Ising Critical Exponents: Scaling Relations

Main result

The six standard critical exponents $\alpha, \beta, \gamma, \delta, \nu, \eta$ of a second-order phase transition are not independent. Given the Widom scaling hypothesis that the singular part of the free-energy density is a generalised homogeneous function of the reduced temperature and magnetic field,

\[f_{\rm sing}(t, h) \;=\; |t|^{2 - \alpha}\,\Phi\!\left(\frac{h}{|t|^{\Delta_{h}}}\right), \tag{0}\]

four exact scaling relations follow:

\[\boxed{\; \begin{aligned} \alpha + 2\beta + \gamma &= 2 & &\text{(Rushbrooke, 1963)}\\ \gamma &= \beta(\delta - 1) & &\text{(Widom, 1965)}\\ \gamma &= \nu(2 - \eta) & &\text{(Fisher, 1969)}\\ 2 - \alpha &= d\,\nu & &\text{(Josephson, 1967; valid for }d \le 4\text{)} \end{aligned} \;}\]

Four relations among six exponents $\Rightarrow$ two independent exponents. For the 2D Ising universality class the two independent exponents can be taken to be the pair $(\Delta_{\sigma}, \Delta_{\varepsilon}) = (1/8, 1)$ of CFT scaling dimensions (see ising-cft-primary-operators), and all six thermodynamic exponents follow:

\[\alpha = 0\ (\log),\quad \beta = \tfrac{1}{8},\quad \gamma = \tfrac{7}{4},\quad \delta = 15,\quad \nu = 1,\quad \eta = \tfrac{1}{4}.\]

All four scaling relations above are satisfied exactly by this tuple — the QAtlas test suite verifies this using Rational{Int} arithmetic (no floating-point slack) in test/standalone/test_universality_exponents.jl.

Setup

Six critical exponents

Define six critical exponents in terms of the singular behaviour of thermodynamic quantities near a second-order phase transition at $T = T_{c}$, with reduced temperature $t = (T - T_{c})/T_{c}$ and applied field $h$:

Exponent	Definition	Quantity
$\alpha$	C \sim	t
$\beta$	$M \sim (-t)^{\beta}$ ($t < 0,\ h = 0$)	order parameter (spontaneous magnetisation)
$\gamma$	\chi \sim	t
$\delta$	$M \sim h^{1/\delta}\,\mathrm{sgn}(h)$ ($t = 0$)	critical isotherm
$\nu$	\xi \sim	t
$\eta$	G(\mathbf{r}) \sim	\mathbf{r}

The full set $\{\alpha, \beta, \gamma, \delta, \nu, \eta\}$ looks a priori independent, but the scaling hypothesis forces four algebraic relations among them.

--------------------

### Exercise set
**a)** In the page on Ising critical exponents, revise the part that opens with the words containing "Define six critical" and closes with "relations among them.", replacing "a priori" with "at first sight".
**b)** According to the page on Ising critical exponents, which scaling relation holds only for d ≤ 4?
The material that comes next is separate from the page on Ising critical exponents.

### Provided data
--------------------

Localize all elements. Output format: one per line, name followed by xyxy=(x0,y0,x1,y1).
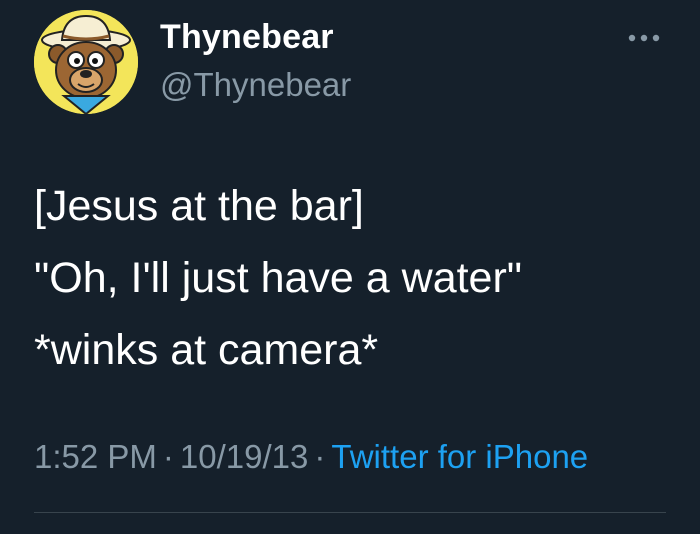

--------------------

### The results
**a)**
Define six critical exponents in terms of the singular behaviour of thermodynamic quantities near a second-order phase transition at $T = T_{c}$, with reduced temperature $t = (T - T_{c})/T_{c}$ and applied field $h$:

Exponent	Definition	Quantity
$\alpha$	C \sim	t
$\beta$	$M \sim (-t)^{\beta}$ ($t < 0,\ h = 0$)	order parameter (spontaneous magnetisation)
$\gamma$	\chi \sim	t
$\delta$	$M \sim h^{1/\delta}\,\mathrm{sgn}(h)$ ($t = 0$)	critical isotherm
$\nu$	\xi \sim	t
$\eta$	G(\mathbf{r}) \sim	\mathbf{r}

The full set $\{\alpha, \beta, \gamma, \delta, \nu, \eta\}$ looks at first sight independent, but the scaling hypothesis forces four algebraic relations among them.

**b)** The Josephson relation (1967), 2 − α = dν.